* [DIRECTIONS]
Copy out all lines where "insert" appears.

--------

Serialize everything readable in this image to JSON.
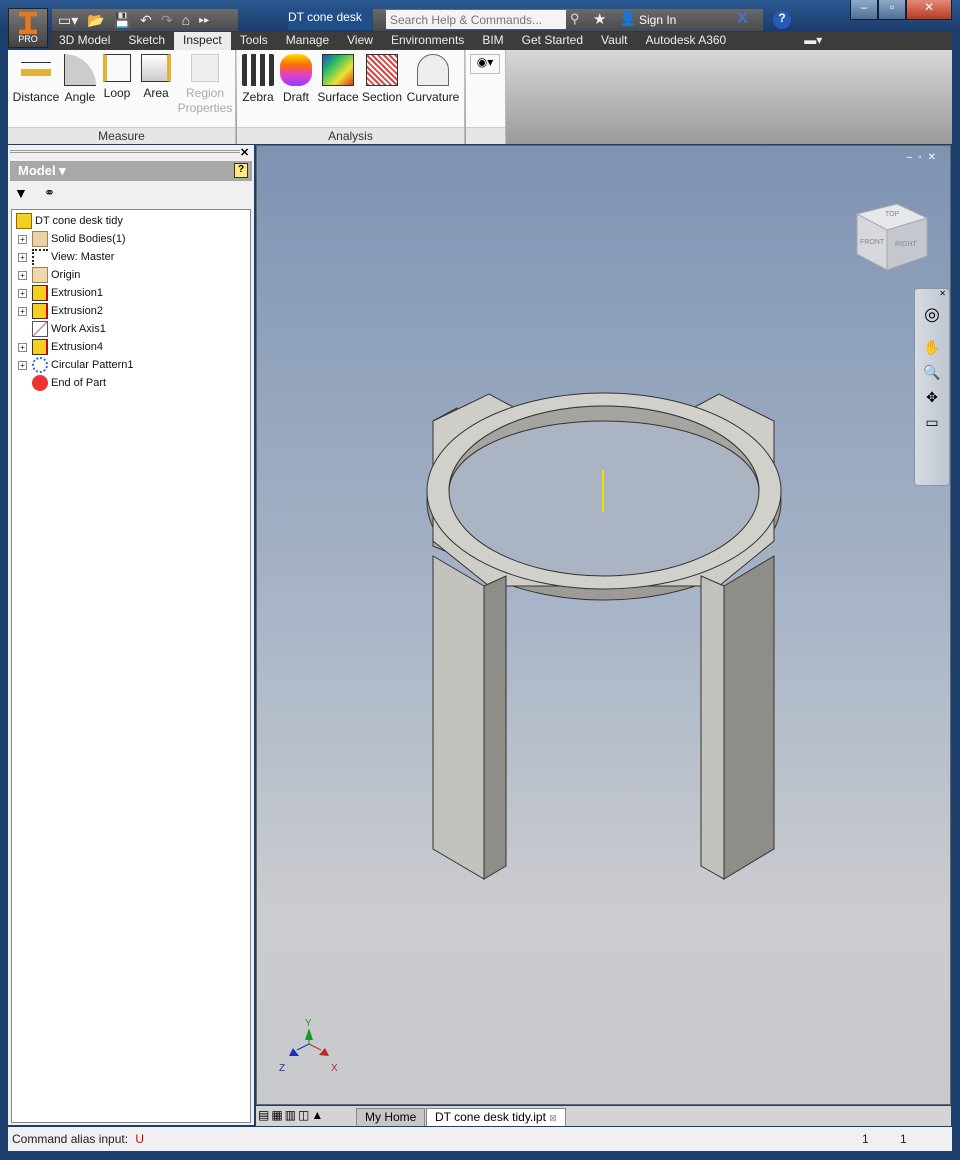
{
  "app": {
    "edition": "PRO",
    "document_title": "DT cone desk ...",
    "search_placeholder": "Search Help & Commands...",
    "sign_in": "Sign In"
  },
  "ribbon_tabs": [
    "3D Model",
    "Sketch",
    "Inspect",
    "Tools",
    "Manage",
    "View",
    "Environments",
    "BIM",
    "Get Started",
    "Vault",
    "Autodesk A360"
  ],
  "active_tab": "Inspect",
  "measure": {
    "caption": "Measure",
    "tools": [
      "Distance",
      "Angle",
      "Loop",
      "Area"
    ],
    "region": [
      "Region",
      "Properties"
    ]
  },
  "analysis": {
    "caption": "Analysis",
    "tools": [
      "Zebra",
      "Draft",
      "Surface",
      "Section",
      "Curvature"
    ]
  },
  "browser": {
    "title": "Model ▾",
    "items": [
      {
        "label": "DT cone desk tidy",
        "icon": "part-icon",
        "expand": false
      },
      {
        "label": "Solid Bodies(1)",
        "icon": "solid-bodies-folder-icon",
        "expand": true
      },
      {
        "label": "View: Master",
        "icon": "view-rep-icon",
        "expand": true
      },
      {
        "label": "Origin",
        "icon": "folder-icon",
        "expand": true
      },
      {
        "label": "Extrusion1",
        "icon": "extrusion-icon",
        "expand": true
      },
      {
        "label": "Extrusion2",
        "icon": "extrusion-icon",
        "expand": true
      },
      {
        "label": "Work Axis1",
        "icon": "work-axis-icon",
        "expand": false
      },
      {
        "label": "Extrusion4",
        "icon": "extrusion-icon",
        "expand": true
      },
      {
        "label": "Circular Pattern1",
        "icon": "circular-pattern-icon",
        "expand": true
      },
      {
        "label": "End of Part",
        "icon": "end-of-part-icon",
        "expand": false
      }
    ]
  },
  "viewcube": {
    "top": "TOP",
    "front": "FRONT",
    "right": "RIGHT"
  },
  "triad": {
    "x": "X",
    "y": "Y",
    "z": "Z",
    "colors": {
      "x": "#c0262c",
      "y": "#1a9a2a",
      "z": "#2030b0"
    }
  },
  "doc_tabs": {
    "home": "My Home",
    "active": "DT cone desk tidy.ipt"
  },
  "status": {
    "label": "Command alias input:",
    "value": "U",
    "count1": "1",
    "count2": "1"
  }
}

--------

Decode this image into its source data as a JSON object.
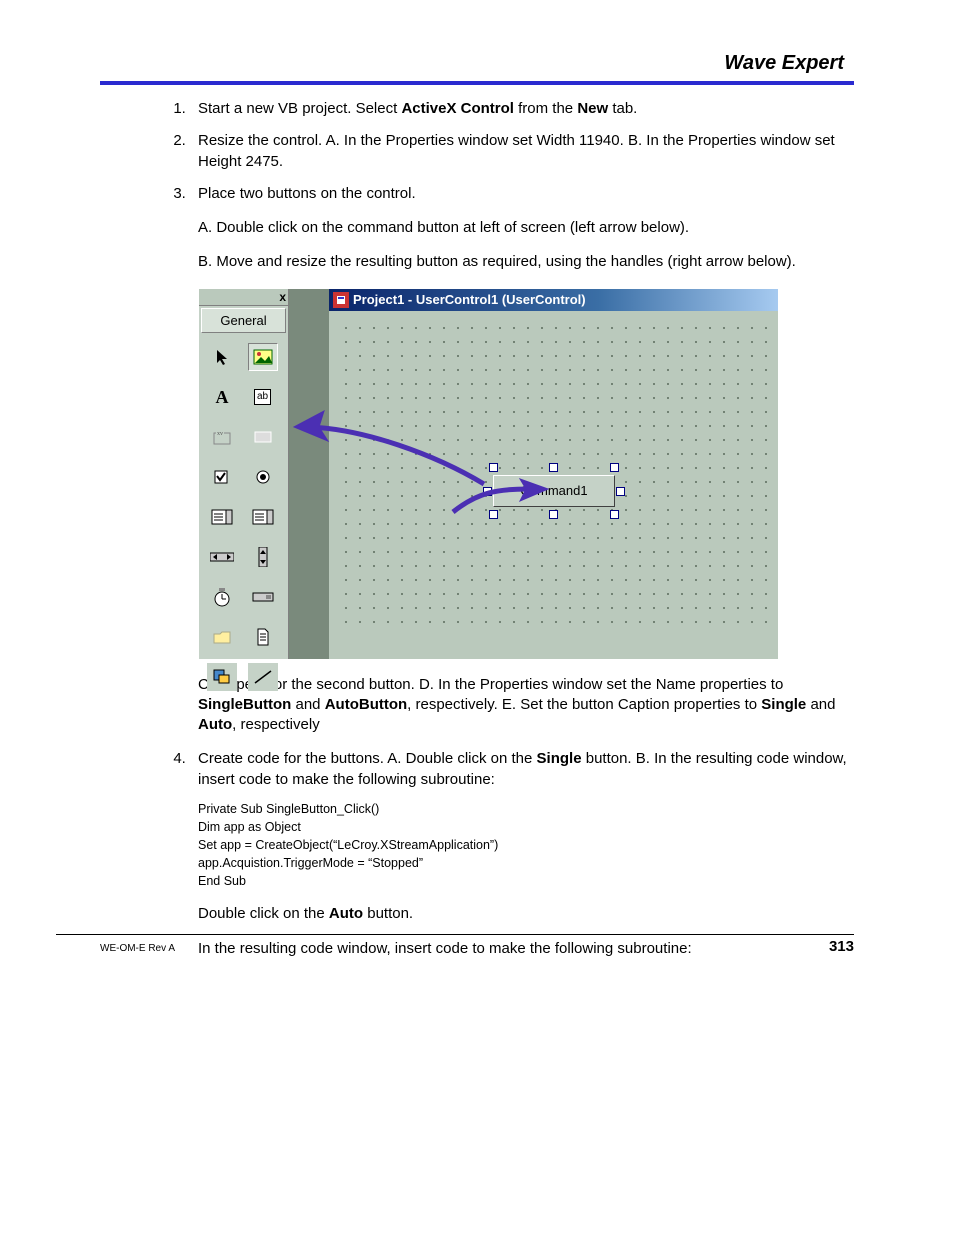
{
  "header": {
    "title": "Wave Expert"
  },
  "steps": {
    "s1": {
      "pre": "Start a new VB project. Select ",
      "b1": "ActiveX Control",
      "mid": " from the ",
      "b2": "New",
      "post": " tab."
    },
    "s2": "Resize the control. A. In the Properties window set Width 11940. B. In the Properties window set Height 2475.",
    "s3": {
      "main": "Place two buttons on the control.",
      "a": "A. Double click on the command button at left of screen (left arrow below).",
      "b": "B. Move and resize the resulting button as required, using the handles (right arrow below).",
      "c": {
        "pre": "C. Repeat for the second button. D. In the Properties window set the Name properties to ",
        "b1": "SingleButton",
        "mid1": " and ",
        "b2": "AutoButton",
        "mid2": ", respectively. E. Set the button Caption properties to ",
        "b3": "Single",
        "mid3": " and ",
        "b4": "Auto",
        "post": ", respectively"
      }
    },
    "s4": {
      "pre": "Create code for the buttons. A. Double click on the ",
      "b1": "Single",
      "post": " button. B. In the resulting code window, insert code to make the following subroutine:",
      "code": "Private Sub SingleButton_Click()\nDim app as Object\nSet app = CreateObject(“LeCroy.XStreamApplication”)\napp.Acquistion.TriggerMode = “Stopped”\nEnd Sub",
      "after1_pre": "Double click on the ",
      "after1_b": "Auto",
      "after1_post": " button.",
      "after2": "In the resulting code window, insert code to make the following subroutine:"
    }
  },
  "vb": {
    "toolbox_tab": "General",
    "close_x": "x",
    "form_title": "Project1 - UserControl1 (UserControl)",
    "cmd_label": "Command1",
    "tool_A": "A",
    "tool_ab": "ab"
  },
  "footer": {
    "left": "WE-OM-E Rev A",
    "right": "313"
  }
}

--------

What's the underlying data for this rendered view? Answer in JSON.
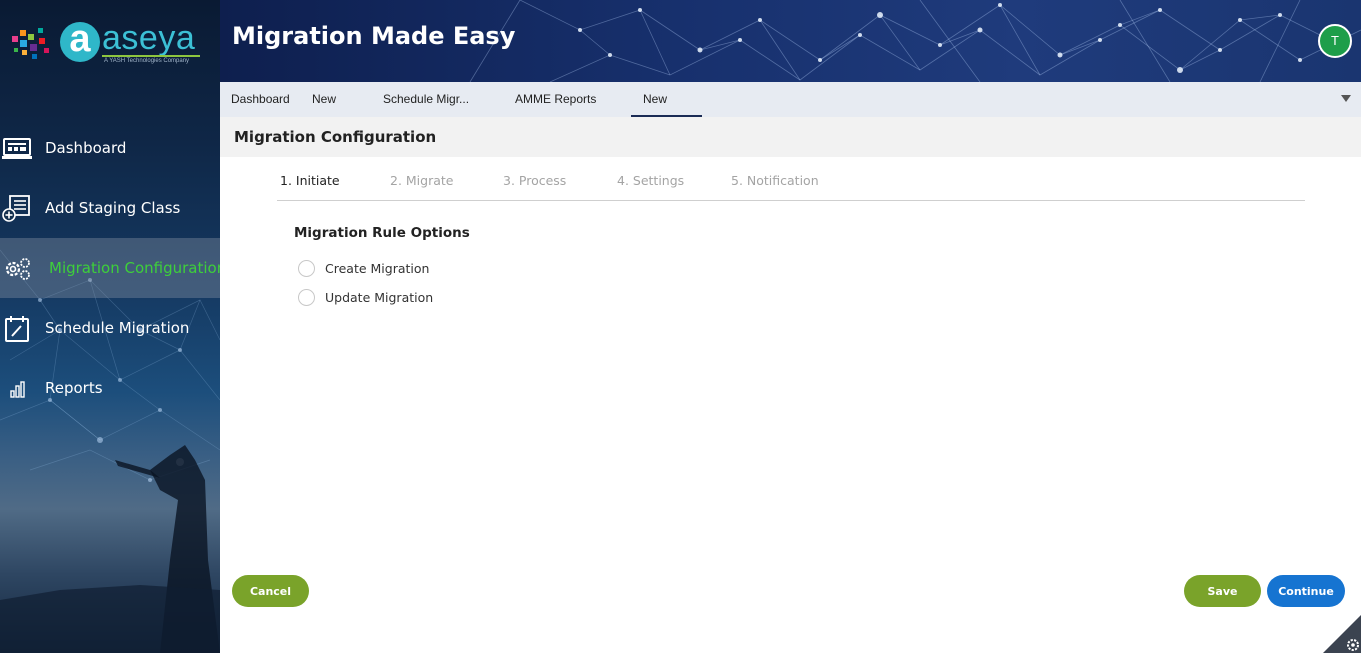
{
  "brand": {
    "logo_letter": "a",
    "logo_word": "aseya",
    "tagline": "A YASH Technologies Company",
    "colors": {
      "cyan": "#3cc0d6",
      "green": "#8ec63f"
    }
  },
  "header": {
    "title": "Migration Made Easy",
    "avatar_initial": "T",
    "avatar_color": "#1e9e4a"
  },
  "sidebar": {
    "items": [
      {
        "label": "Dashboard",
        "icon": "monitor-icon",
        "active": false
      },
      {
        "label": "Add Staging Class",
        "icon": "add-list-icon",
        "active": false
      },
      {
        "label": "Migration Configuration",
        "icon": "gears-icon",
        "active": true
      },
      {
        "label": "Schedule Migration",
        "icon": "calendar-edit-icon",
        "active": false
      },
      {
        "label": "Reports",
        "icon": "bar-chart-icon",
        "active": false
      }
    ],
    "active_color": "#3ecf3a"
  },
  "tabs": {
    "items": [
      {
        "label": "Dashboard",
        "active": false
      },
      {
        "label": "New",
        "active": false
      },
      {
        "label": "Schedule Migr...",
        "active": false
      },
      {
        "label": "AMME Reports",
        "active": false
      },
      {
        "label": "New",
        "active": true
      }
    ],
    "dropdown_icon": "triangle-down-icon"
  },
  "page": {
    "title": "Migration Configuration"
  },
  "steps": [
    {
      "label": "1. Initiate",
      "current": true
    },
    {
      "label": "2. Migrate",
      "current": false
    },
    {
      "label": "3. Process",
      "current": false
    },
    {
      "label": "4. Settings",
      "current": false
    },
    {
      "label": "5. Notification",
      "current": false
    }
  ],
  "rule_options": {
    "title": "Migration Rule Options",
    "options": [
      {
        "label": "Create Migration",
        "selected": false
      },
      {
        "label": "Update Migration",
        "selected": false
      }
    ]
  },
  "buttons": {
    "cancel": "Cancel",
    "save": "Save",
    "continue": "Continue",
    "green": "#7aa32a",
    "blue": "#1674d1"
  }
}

--------

* [RESULT OF THIS TASK]
      "post": " button. B. In the resulting code window, insert code to make the following subroutine:",
      "after2": "In the resulting code window, insert code to make the following subroutine:"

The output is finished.